Stored entries:
*****

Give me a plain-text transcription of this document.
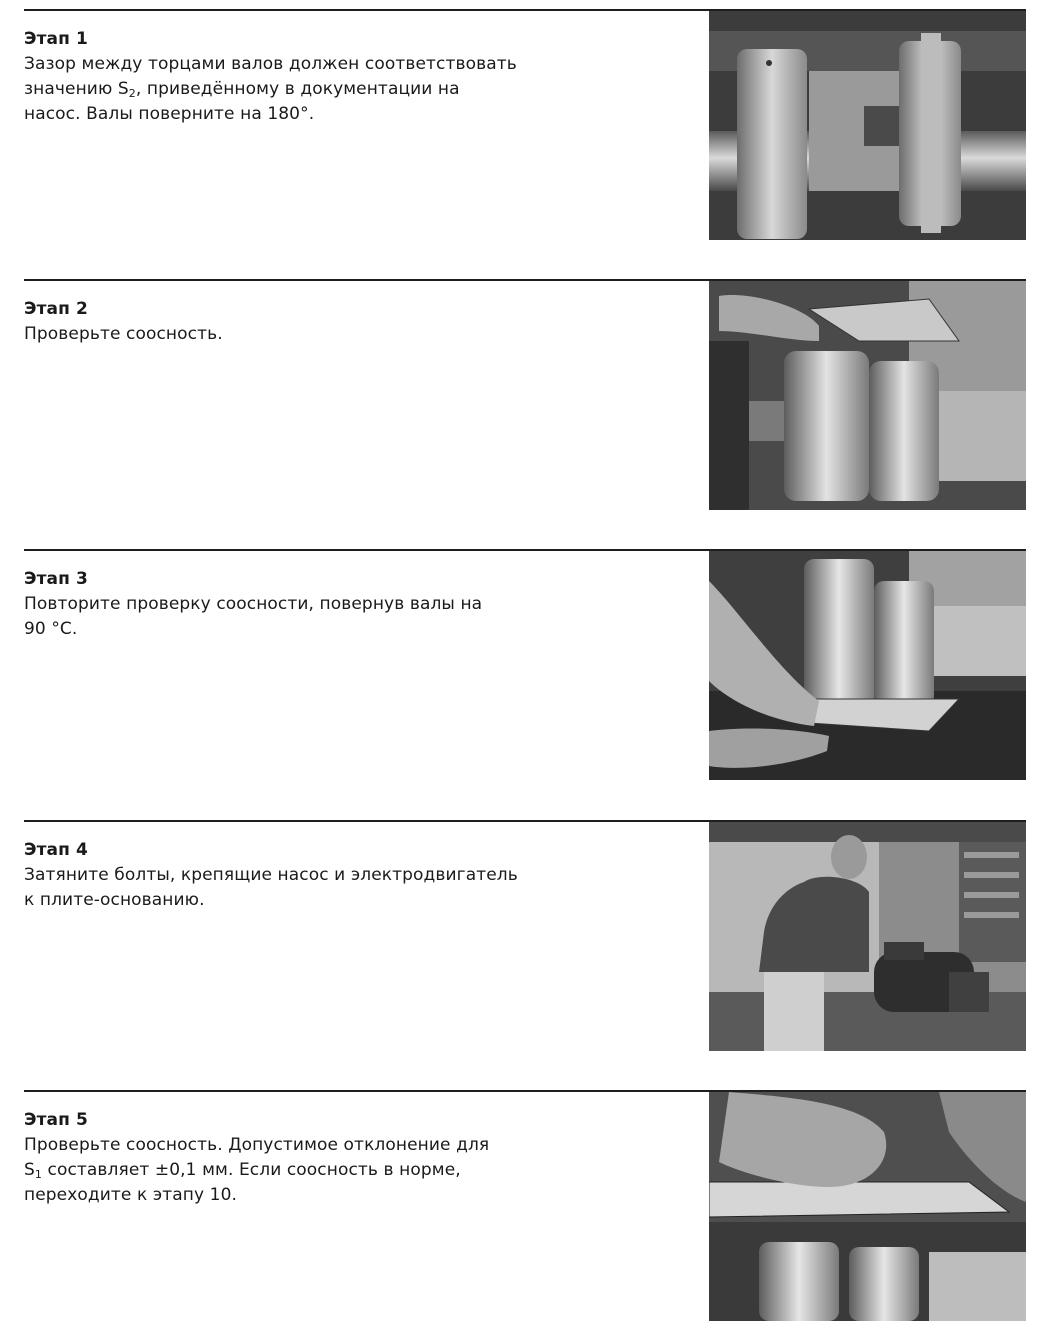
Этап 1
Зазор между торцами валов должен соответствовать
значению $S_2$, приведённому в документации на
насос. Валы поверните на 180°.
Этап 2
Проверьте соосность.
Этап 3
Повторите проверку соосности, повернув валы на
90 °С.
Этап 4
Затяните болты, крепящие насос и электродвигатель
к плите-основанию.
Этап 5
Проверьте соосность. Допустимое отклонение для
$S_1$ составляет ±0,1 мм. Если соосность в норме,
переходите к этапу 10.
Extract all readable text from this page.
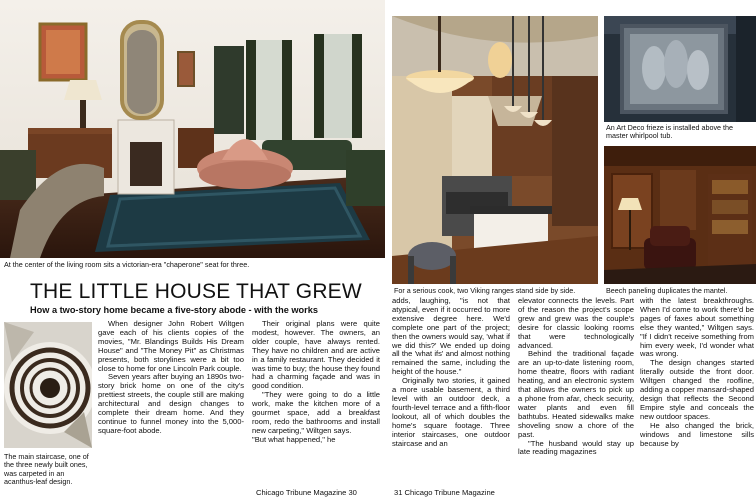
At the center of the living room sits a victorian-era "chaperone" seat for three.
THE LITTLE HOUSE THAT GREW
How a two-story home became a five-story abode - with the works
The main staircase, one of the three newly built ones, was carpeted in an acanthus-leaf design.

When designer John Robert Wiltgen gave each of his clients copies of the movies, "Mr. Blandings Builds His Dream House" and "The Money Pit" as Christmas presents, both storylines were a bit too close to home for one Lincoln Park couple.

Seven years after buying an 1890s two-story brick home on one of the city's prettiest streets, the couple still are making architectural and design changes to complete their dream home. And they continue to funnel money into the 5,000-square-foot abode.

Their original plans were quite modest, however. The owners, an older couple, have always rented. They have no children and are active in a family restaurant. They decided it was time to buy; the house they found had a charming façade and was in good condition.

"They were going to do a little work, make the kitchen more of a gourmet space, add a breakfast room, redo the bathrooms and install new carpeting," Wiltgen says.

"But what happened," he

Chicago Tribune Magazine 30
For a serious cook, two Viking ranges stand side by side.
An Art Deco frieze is installed above the master whirlpool tub.
Beech paneling duplicates the mantel.

adds, laughing, "is not that atypical, even if it occurred to more extensive degree here. We'd complete one part of the project; then the owners would say, 'what if we did this?' We ended up doing all the 'what ifs' and almost nothing remained the same, including the height of the house."

Originally two stories, it gained a more usable basement, a third level with an outdoor deck, a fourth-level terrace and a fifth-floor lookout, all of which doubles the home's square footage. Three interior staircases, one outdoor staircase and an

elevator connects the levels. Part of the reason the project's scope grew and grew was the couple's desire for classic looking rooms that were technologically advanced.

Behind the traditional façade are an up-to-date listening room, home theatre, floors with radiant heating, and an electronic system that allows the owners to pick up a phone from afar, check security, water plants and even fill bathtubs. Heated sidewalks make shoveling snow a chore of the past.

"The husband would stay up late reading magazines

with the latest breakthroughs. When I'd come to work there'd be pages of faxes about something else they wanted," Wiltgen says. "If I didn't receive something from him every week, I'd wonder what was wrong.

The design changes started literally outside the front door. Wiltgen changed the roofline, adding a copper mansard-shaped design that reflects the Second Empire style and conceals the new outdoor spaces.

He also changed the brick, windows and limestone sills because by

31 Chicago Tribune Magazine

*****

Exercise: Go through the listing above and pull out each line containing the word "Проверьте".

Solved problem:
Проверьте соосность.
Проверьте соосность. Допустимое отклонение для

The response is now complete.